## Challenge
Take the listing and print it in full, exactly as given.

## Records from a collection
........

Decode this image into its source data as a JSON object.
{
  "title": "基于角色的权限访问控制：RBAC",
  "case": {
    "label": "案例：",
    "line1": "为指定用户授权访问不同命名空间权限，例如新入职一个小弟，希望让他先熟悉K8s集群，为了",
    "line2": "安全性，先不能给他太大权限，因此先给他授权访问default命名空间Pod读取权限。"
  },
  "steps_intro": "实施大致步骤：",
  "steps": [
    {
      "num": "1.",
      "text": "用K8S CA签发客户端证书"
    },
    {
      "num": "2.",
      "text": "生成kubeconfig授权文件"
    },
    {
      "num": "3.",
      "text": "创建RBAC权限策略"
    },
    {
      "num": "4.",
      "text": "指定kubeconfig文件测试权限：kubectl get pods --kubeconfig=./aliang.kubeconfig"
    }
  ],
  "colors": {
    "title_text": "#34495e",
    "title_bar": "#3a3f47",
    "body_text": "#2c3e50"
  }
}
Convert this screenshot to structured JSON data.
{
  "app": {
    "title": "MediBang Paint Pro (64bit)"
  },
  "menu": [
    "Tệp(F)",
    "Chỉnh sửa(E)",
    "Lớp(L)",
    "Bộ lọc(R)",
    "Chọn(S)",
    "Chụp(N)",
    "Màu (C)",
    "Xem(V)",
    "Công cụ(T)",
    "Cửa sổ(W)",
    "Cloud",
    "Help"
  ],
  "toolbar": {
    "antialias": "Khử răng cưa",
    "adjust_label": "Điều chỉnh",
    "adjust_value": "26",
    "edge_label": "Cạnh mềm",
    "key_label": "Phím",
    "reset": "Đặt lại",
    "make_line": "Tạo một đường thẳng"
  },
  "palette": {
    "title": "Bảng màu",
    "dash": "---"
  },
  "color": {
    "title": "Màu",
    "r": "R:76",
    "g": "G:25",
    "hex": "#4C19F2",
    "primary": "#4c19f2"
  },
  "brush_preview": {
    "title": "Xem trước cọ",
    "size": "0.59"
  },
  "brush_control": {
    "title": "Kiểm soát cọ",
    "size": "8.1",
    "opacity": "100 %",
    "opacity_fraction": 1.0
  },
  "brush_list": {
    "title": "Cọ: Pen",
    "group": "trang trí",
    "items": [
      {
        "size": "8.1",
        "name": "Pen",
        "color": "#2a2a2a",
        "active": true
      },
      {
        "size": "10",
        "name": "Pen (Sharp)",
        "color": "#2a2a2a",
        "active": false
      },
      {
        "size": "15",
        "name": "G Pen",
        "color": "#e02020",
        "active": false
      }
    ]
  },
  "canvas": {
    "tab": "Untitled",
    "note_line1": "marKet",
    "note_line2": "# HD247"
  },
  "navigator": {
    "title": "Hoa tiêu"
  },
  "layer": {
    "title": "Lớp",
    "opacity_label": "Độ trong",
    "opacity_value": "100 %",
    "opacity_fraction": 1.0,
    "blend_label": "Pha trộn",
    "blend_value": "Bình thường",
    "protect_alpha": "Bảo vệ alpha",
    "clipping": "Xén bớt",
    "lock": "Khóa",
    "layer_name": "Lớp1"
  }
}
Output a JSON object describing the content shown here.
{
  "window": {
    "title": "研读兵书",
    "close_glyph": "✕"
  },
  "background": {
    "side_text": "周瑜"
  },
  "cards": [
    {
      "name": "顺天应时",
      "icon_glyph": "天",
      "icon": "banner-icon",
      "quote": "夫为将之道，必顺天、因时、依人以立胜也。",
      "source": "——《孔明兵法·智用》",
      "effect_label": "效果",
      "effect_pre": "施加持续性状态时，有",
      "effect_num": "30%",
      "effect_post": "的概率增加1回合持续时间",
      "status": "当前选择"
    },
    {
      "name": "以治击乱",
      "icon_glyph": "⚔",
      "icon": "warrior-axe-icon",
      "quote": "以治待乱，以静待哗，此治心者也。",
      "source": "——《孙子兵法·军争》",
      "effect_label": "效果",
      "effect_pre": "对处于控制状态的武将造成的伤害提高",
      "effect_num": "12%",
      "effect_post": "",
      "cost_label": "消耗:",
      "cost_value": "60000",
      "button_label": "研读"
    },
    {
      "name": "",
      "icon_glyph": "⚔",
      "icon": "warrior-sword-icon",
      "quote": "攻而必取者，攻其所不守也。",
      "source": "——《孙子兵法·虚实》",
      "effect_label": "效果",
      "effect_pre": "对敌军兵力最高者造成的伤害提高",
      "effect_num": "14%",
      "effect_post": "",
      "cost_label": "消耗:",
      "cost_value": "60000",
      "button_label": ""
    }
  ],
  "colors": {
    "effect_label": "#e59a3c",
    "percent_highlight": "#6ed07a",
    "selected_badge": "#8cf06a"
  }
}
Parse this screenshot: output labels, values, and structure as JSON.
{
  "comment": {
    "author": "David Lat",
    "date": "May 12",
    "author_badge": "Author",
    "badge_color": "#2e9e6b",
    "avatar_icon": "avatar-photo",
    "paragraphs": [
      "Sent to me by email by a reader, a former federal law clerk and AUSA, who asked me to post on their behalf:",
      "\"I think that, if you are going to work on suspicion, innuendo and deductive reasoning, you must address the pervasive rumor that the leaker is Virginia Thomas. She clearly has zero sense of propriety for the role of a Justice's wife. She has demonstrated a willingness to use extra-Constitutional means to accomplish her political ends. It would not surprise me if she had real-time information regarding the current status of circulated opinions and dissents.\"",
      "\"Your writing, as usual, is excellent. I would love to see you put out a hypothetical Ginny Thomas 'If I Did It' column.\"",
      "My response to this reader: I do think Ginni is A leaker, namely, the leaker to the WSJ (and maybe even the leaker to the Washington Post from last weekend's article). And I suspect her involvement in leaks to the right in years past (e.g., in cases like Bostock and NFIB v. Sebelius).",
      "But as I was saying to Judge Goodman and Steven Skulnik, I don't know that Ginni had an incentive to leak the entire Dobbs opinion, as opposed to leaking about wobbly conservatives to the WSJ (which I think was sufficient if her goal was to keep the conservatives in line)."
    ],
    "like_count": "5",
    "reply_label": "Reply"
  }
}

........

## Answer to this problem
Decode this image into its source data as a JSON object.
{
  "title": "基于角色的权限访问控制：RBAC",
  "case": {
    "label": "案例：",
    "line1": "为指定用户授权访问不同命名空间权限，例如新入职一个小弟，希望让他先熟悉K8s集群，为了",
    "line2": "安全性，先不能给他太大权限，因此先给他授权访问default命名空间Pod读取权限。"
  },
  "steps_intro": "实施大致步骤：",
  "steps": [
    {
      "num": "1.",
      "text": "用K8S CA签发客户端证书"
    },
    {
      "num": "2.",
      "text": "生成kubeconfig授权文件"
    },
    {
      "num": "3.",
      "text": "创建RBAC权限策略"
    },
    {
      "num": "4.",
      "text": "指定kubeconfig文件测试权限：kubectl get pods --kubeconfig=./aliang.kubeconfig"
    }
  ],
  "colors": {
    "title_text": "#34495e",
    "title_bar": "#3a3f47",
    "body_text": "#2c3e50"
  }
}
Convert this screenshot to structured JSON data.
{
  "app": {
    "title": "MediBang Paint Pro (64bit)"
  },
  "menu": [
    "Tệp(F)",
    "Chỉnh sửa(E)",
    "Lớp(L)",
    "Bộ lọc(R)",
    "Chọn(S)",
    "Chụp(N)",
    "Màu (C)",
    "Xem(V)",
    "Công cụ(T)",
    "Cửa sổ(W)",
    "Cloud",
    "Help"
  ],
  "toolbar": {
    "antialias": "Khử răng cưa",
    "adjust_label": "Điều chỉnh",
    "adjust_value": "26",
    "edge_label": "Cạnh mềm",
    "key_label": "Phím",
    "reset": "Đặt lại",
    "make_line": "Tạo một đường thẳng"
  },
  "palette": {
    "title": "Bảng màu",
    "dash": "---"
  },
  "color": {
    "title": "Màu",
    "r": "R:76",
    "g": "G:25",
    "hex": "#4C19F2",
    "primary": "#4c19f2"
  },
  "brush_preview": {
    "title": "Xem trước cọ",
    "size": "0.59"
  },
  "brush_control": {
    "title": "Kiểm soát cọ",
    "size": "8.1",
    "opacity": "100 %",
    "opacity_fraction": 1.0
  },
  "brush_list": {
    "title": "Cọ: Pen",
    "group": "trang trí",
    "items": [
      {
        "size": "8.1",
        "name": "Pen",
        "color": "#2a2a2a",
        "active": true
      },
      {
        "size": "10",
        "name": "Pen (Sharp)",
        "color": "#2a2a2a",
        "active": false
      },
      {
        "size": "15",
        "name": "G Pen",
        "color": "#e02020",
        "active": false
      }
    ]
  },
  "canvas": {
    "tab": "Untitled",
    "note_line1": "marKet",
    "note_line2": "# HD247"
  },
  "navigator": {
    "title": "Hoa tiêu"
  },
  "layer": {
    "title": "Lớp",
    "opacity_label": "Độ trong",
    "opacity_value": "100 %",
    "opacity_fraction": 1.0,
    "blend_label": "Pha trộn",
    "blend_value": "Bình thường",
    "protect_alpha": "Bảo vệ alpha",
    "clipping": "Xén bớt",
    "lock": "Khóa",
    "layer_name": "Lớp1"
  }
}
Output a JSON object describing the content shown here.
{
  "window": {
    "title": "研读兵书",
    "close_glyph": "✕"
  },
  "background": {
    "side_text": "周瑜"
  },
  "cards": [
    {
      "name": "顺天应时",
      "icon_glyph": "天",
      "icon": "banner-icon",
      "quote": "夫为将之道，必顺天、因时、依人以立胜也。",
      "source": "——《孔明兵法·智用》",
      "effect_label": "效果",
      "effect_pre": "施加持续性状态时，有",
      "effect_num": "30%",
      "effect_post": "的概率增加1回合持续时间",
      "status": "当前选择"
    },
    {
      "name": "以治击乱",
      "icon_glyph": "⚔",
      "icon": "warrior-axe-icon",
      "quote": "以治待乱，以静待哗，此治心者也。",
      "source": "——《孙子兵法·军争》",
      "effect_label": "效果",
      "effect_pre": "对处于控制状态的武将造成的伤害提高",
      "effect_num": "12%",
      "effect_post": "",
      "cost_label": "消耗:",
      "cost_value": "60000",
      "button_label": "研读"
    },
    {
      "name": "",
      "icon_glyph": "⚔",
      "icon": "warrior-sword-icon",
      "quote": "攻而必取者，攻其所不守也。",
      "source": "——《孙子兵法·虚实》",
      "effect_label": "效果",
      "effect_pre": "对敌军兵力最高者造成的伤害提高",
      "effect_num": "14%",
      "effect_post": "",
      "cost_label": "消耗:",
      "cost_value": "60000",
      "button_label": ""
    }
  ],
  "colors": {
    "effect_label": "#e59a3c",
    "percent_highlight": "#6ed07a",
    "selected_badge": "#8cf06a"
  }
}
Parse this screenshot: output labels, values, and structure as JSON.
{
  "comment": {
    "author": "David Lat",
    "date": "May 12",
    "author_badge": "Author",
    "badge_color": "#2e9e6b",
    "avatar_icon": "avatar-photo",
    "paragraphs": [
      "Sent to me by email by a reader, a former federal law clerk and AUSA, who asked me to post on their behalf:",
      "\"I think that, if you are going to work on suspicion, innuendo and deductive reasoning, you must address the pervasive rumor that the leaker is Virginia Thomas. She clearly has zero sense of propriety for the role of a Justice's wife. She has demonstrated a willingness to use extra-Constitutional means to accomplish her political ends. It would not surprise me if she had real-time information regarding the current status of circulated opinions and dissents.\"",
      "\"Your writing, as usual, is excellent. I would love to see you put out a hypothetical Ginny Thomas 'If I Did It' column.\"",
      "My response to this reader: I do think Ginni is A leaker, namely, the leaker to the WSJ (and maybe even the leaker to the Washington Post from last weekend's article). And I suspect her involvement in leaks to the right in years past (e.g., in cases like Bostock and NFIB v. Sebelius).",
      "But as I was saying to Judge Goodman and Steven Skulnik, I don't know that Ginni had an incentive to leak the entire Dobbs opinion, as opposed to leaking about wobbly conservatives to the WSJ (which I think was sufficient if her goal was to keep the conservatives in line)."
    ],
    "like_count": "5",
    "reply_label": "Reply"
  }
}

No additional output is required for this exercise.